Output the full listing word for word.

# # # # #

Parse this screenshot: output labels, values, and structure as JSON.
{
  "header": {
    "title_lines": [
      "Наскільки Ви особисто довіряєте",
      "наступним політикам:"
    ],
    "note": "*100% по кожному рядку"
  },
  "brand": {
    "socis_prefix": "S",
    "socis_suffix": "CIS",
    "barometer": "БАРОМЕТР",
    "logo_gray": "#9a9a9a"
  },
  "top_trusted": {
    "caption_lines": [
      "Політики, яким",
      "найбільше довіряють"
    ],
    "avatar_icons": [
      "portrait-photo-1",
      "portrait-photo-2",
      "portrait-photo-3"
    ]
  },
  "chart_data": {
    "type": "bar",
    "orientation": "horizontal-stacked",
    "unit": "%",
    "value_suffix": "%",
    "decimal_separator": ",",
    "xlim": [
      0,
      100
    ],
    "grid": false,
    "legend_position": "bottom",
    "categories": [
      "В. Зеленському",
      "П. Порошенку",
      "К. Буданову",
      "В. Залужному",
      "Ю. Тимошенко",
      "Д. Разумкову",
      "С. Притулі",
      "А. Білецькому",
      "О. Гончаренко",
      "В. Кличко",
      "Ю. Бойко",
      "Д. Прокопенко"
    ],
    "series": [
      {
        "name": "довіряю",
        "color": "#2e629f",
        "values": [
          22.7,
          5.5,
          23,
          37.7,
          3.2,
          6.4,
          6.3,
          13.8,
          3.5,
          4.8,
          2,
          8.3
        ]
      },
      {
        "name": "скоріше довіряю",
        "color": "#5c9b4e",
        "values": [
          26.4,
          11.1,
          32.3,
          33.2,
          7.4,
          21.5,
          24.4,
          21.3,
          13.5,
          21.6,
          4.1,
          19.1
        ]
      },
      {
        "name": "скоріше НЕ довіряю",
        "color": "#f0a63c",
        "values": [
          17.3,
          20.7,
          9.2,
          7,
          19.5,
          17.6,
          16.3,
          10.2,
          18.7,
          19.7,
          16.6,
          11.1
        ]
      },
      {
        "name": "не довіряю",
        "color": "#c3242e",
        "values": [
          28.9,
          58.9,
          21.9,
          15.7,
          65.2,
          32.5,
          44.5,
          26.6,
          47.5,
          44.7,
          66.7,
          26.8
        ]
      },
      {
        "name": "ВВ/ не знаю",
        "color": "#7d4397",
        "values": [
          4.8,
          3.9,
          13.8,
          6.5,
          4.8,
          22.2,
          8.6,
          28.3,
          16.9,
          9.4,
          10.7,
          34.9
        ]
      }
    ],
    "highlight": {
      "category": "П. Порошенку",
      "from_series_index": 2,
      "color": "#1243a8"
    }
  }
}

# # # # #

_Solution for this problem_.
Parse this screenshot: output labels, values, and structure as JSON.
{
  "header": {
    "title_lines": [
      "Наскільки Ви особисто довіряєте",
      "наступним політикам:"
    ],
    "note": "*100% по кожному рядку"
  },
  "brand": {
    "socis_prefix": "S",
    "socis_suffix": "CIS",
    "barometer": "БАРОМЕТР",
    "logo_gray": "#9a9a9a"
  },
  "top_trusted": {
    "caption_lines": [
      "Політики, яким",
      "найбільше довіряють"
    ],
    "avatar_icons": [
      "portrait-photo-1",
      "portrait-photo-2",
      "portrait-photo-3"
    ]
  },
  "chart_data": {
    "type": "bar",
    "orientation": "horizontal-stacked",
    "unit": "%",
    "value_suffix": "%",
    "decimal_separator": ",",
    "xlim": [
      0,
      100
    ],
    "grid": false,
    "legend_position": "bottom",
    "categories": [
      "В. Зеленському",
      "П. Порошенку",
      "К. Буданову",
      "В. Залужному",
      "Ю. Тимошенко",
      "Д. Разумкову",
      "С. Притулі",
      "А. Білецькому",
      "О. Гончаренко",
      "В. Кличко",
      "Ю. Бойко",
      "Д. Прокопенко"
    ],
    "series": [
      {
        "name": "довіряю",
        "color": "#2e629f",
        "values": [
          22.7,
          5.5,
          23,
          37.7,
          3.2,
          6.4,
          6.3,
          13.8,
          3.5,
          4.8,
          2,
          8.3
        ]
      },
      {
        "name": "скоріше довіряю",
        "color": "#5c9b4e",
        "values": [
          26.4,
          11.1,
          32.3,
          33.2,
          7.4,
          21.5,
          24.4,
          21.3,
          13.5,
          21.6,
          4.1,
          19.1
        ]
      },
      {
        "name": "скоріше НЕ довіряю",
        "color": "#f0a63c",
        "values": [
          17.3,
          20.7,
          9.2,
          7,
          19.5,
          17.6,
          16.3,
          10.2,
          18.7,
          19.7,
          16.6,
          11.1
        ]
      },
      {
        "name": "не довіряю",
        "color": "#c3242e",
        "values": [
          28.9,
          58.9,
          21.9,
          15.7,
          65.2,
          32.5,
          44.5,
          26.6,
          47.5,
          44.7,
          66.7,
          26.8
        ]
      },
      {
        "name": "ВВ/ не знаю",
        "color": "#7d4397",
        "values": [
          4.8,
          3.9,
          13.8,
          6.5,
          4.8,
          22.2,
          8.6,
          28.3,
          16.9,
          9.4,
          10.7,
          34.9
        ]
      }
    ],
    "highlight": {
      "category": "П. Порошенку",
      "from_series_index": 2,
      "color": "#1243a8"
    }
  }
}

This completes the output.